Figure collection entries

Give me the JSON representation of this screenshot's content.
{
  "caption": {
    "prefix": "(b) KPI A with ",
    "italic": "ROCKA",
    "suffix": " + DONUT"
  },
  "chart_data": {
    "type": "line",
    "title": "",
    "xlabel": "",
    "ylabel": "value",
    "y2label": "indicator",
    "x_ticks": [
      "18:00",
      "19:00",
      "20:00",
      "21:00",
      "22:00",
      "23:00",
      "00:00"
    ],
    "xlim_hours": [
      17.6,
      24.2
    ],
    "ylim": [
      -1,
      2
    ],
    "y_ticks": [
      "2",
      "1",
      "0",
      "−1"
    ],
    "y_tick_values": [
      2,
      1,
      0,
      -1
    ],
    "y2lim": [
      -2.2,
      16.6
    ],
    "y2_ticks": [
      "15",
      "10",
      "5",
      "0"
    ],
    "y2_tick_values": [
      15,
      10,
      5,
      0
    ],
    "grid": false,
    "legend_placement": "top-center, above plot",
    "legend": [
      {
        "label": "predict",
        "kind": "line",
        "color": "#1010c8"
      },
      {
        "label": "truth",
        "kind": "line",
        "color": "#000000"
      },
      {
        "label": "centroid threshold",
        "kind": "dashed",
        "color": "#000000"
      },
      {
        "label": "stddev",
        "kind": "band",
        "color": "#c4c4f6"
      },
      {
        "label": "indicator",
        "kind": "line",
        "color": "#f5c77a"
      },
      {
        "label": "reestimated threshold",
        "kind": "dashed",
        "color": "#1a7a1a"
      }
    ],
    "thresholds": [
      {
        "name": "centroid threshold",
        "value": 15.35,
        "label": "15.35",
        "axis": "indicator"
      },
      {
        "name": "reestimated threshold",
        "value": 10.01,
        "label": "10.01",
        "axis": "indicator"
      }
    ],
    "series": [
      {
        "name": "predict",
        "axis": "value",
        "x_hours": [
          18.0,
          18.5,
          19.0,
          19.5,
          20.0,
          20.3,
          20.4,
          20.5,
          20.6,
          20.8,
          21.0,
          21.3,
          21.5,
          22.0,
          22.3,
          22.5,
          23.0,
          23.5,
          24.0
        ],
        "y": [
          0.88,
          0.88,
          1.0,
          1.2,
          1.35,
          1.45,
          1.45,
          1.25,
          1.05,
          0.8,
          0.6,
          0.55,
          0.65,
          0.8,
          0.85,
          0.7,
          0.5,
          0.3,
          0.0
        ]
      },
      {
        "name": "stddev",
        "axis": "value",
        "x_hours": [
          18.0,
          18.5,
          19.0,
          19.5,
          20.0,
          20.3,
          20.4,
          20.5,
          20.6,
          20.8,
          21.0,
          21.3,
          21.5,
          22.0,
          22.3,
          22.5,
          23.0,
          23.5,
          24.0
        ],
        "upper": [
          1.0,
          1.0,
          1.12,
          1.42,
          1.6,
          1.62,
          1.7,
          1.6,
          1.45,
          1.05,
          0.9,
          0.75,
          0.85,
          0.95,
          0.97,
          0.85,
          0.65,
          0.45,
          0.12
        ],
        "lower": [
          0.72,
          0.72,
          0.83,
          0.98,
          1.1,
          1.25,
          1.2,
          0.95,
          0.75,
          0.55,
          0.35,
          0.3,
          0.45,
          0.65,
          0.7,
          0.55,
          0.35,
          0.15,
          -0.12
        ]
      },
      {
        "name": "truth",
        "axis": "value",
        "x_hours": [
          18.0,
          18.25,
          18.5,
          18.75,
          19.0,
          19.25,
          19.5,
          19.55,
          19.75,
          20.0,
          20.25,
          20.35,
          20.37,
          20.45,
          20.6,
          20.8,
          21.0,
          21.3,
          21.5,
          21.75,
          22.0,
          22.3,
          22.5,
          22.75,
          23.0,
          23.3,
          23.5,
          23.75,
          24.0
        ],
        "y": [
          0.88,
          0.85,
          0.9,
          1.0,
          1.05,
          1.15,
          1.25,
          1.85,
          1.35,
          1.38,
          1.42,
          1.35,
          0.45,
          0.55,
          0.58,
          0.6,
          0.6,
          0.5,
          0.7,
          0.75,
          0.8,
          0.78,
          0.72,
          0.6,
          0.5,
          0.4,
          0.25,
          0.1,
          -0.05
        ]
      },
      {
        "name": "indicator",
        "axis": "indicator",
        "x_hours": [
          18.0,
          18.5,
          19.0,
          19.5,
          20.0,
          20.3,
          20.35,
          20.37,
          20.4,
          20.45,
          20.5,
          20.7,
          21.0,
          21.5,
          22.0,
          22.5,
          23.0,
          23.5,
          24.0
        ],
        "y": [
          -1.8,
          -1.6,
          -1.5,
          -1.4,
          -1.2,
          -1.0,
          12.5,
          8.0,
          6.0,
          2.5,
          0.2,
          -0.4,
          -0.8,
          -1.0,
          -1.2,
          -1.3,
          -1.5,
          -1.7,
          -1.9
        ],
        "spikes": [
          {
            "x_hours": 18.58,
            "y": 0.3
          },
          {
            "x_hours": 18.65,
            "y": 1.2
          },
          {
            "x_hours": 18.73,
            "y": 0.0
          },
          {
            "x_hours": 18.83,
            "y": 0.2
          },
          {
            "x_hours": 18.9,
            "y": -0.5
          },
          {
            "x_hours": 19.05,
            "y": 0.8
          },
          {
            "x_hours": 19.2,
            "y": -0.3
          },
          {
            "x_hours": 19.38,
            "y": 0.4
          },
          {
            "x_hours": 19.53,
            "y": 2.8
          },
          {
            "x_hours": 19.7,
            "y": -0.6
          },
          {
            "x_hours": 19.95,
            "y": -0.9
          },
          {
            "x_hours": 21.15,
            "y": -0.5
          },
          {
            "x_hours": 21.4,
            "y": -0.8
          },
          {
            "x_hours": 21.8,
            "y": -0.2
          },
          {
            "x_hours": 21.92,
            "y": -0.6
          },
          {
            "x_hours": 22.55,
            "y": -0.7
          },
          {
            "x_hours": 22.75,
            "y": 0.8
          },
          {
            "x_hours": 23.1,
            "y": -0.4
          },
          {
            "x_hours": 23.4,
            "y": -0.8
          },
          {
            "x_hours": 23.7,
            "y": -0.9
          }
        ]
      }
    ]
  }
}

## Work to do
Word for word, write out all of the data above.

## Solution for this task
Give me the JSON representation of this screenshot's content.
{
  "caption": {
    "prefix": "(b) KPI A with ",
    "italic": "ROCKA",
    "suffix": " + DONUT"
  },
  "chart_data": {
    "type": "line",
    "title": "",
    "xlabel": "",
    "ylabel": "value",
    "y2label": "indicator",
    "x_ticks": [
      "18:00",
      "19:00",
      "20:00",
      "21:00",
      "22:00",
      "23:00",
      "00:00"
    ],
    "xlim_hours": [
      17.6,
      24.2
    ],
    "ylim": [
      -1,
      2
    ],
    "y_ticks": [
      "2",
      "1",
      "0",
      "−1"
    ],
    "y_tick_values": [
      2,
      1,
      0,
      -1
    ],
    "y2lim": [
      -2.2,
      16.6
    ],
    "y2_ticks": [
      "15",
      "10",
      "5",
      "0"
    ],
    "y2_tick_values": [
      15,
      10,
      5,
      0
    ],
    "grid": false,
    "legend_placement": "top-center, above plot",
    "legend": [
      {
        "label": "predict",
        "kind": "line",
        "color": "#1010c8"
      },
      {
        "label": "truth",
        "kind": "line",
        "color": "#000000"
      },
      {
        "label": "centroid threshold",
        "kind": "dashed",
        "color": "#000000"
      },
      {
        "label": "stddev",
        "kind": "band",
        "color": "#c4c4f6"
      },
      {
        "label": "indicator",
        "kind": "line",
        "color": "#f5c77a"
      },
      {
        "label": "reestimated threshold",
        "kind": "dashed",
        "color": "#1a7a1a"
      }
    ],
    "thresholds": [
      {
        "name": "centroid threshold",
        "value": 15.35,
        "label": "15.35",
        "axis": "indicator"
      },
      {
        "name": "reestimated threshold",
        "value": 10.01,
        "label": "10.01",
        "axis": "indicator"
      }
    ],
    "series": [
      {
        "name": "predict",
        "axis": "value",
        "x_hours": [
          18.0,
          18.5,
          19.0,
          19.5,
          20.0,
          20.3,
          20.4,
          20.5,
          20.6,
          20.8,
          21.0,
          21.3,
          21.5,
          22.0,
          22.3,
          22.5,
          23.0,
          23.5,
          24.0
        ],
        "y": [
          0.88,
          0.88,
          1.0,
          1.2,
          1.35,
          1.45,
          1.45,
          1.25,
          1.05,
          0.8,
          0.6,
          0.55,
          0.65,
          0.8,
          0.85,
          0.7,
          0.5,
          0.3,
          0.0
        ]
      },
      {
        "name": "stddev",
        "axis": "value",
        "x_hours": [
          18.0,
          18.5,
          19.0,
          19.5,
          20.0,
          20.3,
          20.4,
          20.5,
          20.6,
          20.8,
          21.0,
          21.3,
          21.5,
          22.0,
          22.3,
          22.5,
          23.0,
          23.5,
          24.0
        ],
        "upper": [
          1.0,
          1.0,
          1.12,
          1.42,
          1.6,
          1.62,
          1.7,
          1.6,
          1.45,
          1.05,
          0.9,
          0.75,
          0.85,
          0.95,
          0.97,
          0.85,
          0.65,
          0.45,
          0.12
        ],
        "lower": [
          0.72,
          0.72,
          0.83,
          0.98,
          1.1,
          1.25,
          1.2,
          0.95,
          0.75,
          0.55,
          0.35,
          0.3,
          0.45,
          0.65,
          0.7,
          0.55,
          0.35,
          0.15,
          -0.12
        ]
      },
      {
        "name": "truth",
        "axis": "value",
        "x_hours": [
          18.0,
          18.25,
          18.5,
          18.75,
          19.0,
          19.25,
          19.5,
          19.55,
          19.75,
          20.0,
          20.25,
          20.35,
          20.37,
          20.45,
          20.6,
          20.8,
          21.0,
          21.3,
          21.5,
          21.75,
          22.0,
          22.3,
          22.5,
          22.75,
          23.0,
          23.3,
          23.5,
          23.75,
          24.0
        ],
        "y": [
          0.88,
          0.85,
          0.9,
          1.0,
          1.05,
          1.15,
          1.25,
          1.85,
          1.35,
          1.38,
          1.42,
          1.35,
          0.45,
          0.55,
          0.58,
          0.6,
          0.6,
          0.5,
          0.7,
          0.75,
          0.8,
          0.78,
          0.72,
          0.6,
          0.5,
          0.4,
          0.25,
          0.1,
          -0.05
        ]
      },
      {
        "name": "indicator",
        "axis": "indicator",
        "x_hours": [
          18.0,
          18.5,
          19.0,
          19.5,
          20.0,
          20.3,
          20.35,
          20.37,
          20.4,
          20.45,
          20.5,
          20.7,
          21.0,
          21.5,
          22.0,
          22.5,
          23.0,
          23.5,
          24.0
        ],
        "y": [
          -1.8,
          -1.6,
          -1.5,
          -1.4,
          -1.2,
          -1.0,
          12.5,
          8.0,
          6.0,
          2.5,
          0.2,
          -0.4,
          -0.8,
          -1.0,
          -1.2,
          -1.3,
          -1.5,
          -1.7,
          -1.9
        ],
        "spikes": [
          {
            "x_hours": 18.58,
            "y": 0.3
          },
          {
            "x_hours": 18.65,
            "y": 1.2
          },
          {
            "x_hours": 18.73,
            "y": 0.0
          },
          {
            "x_hours": 18.83,
            "y": 0.2
          },
          {
            "x_hours": 18.9,
            "y": -0.5
          },
          {
            "x_hours": 19.05,
            "y": 0.8
          },
          {
            "x_hours": 19.2,
            "y": -0.3
          },
          {
            "x_hours": 19.38,
            "y": 0.4
          },
          {
            "x_hours": 19.53,
            "y": 2.8
          },
          {
            "x_hours": 19.7,
            "y": -0.6
          },
          {
            "x_hours": 19.95,
            "y": -0.9
          },
          {
            "x_hours": 21.15,
            "y": -0.5
          },
          {
            "x_hours": 21.4,
            "y": -0.8
          },
          {
            "x_hours": 21.8,
            "y": -0.2
          },
          {
            "x_hours": 21.92,
            "y": -0.6
          },
          {
            "x_hours": 22.55,
            "y": -0.7
          },
          {
            "x_hours": 22.75,
            "y": 0.8
          },
          {
            "x_hours": 23.1,
            "y": -0.4
          },
          {
            "x_hours": 23.4,
            "y": -0.8
          },
          {
            "x_hours": 23.7,
            "y": -0.9
          }
        ]
      }
    ]
  }
}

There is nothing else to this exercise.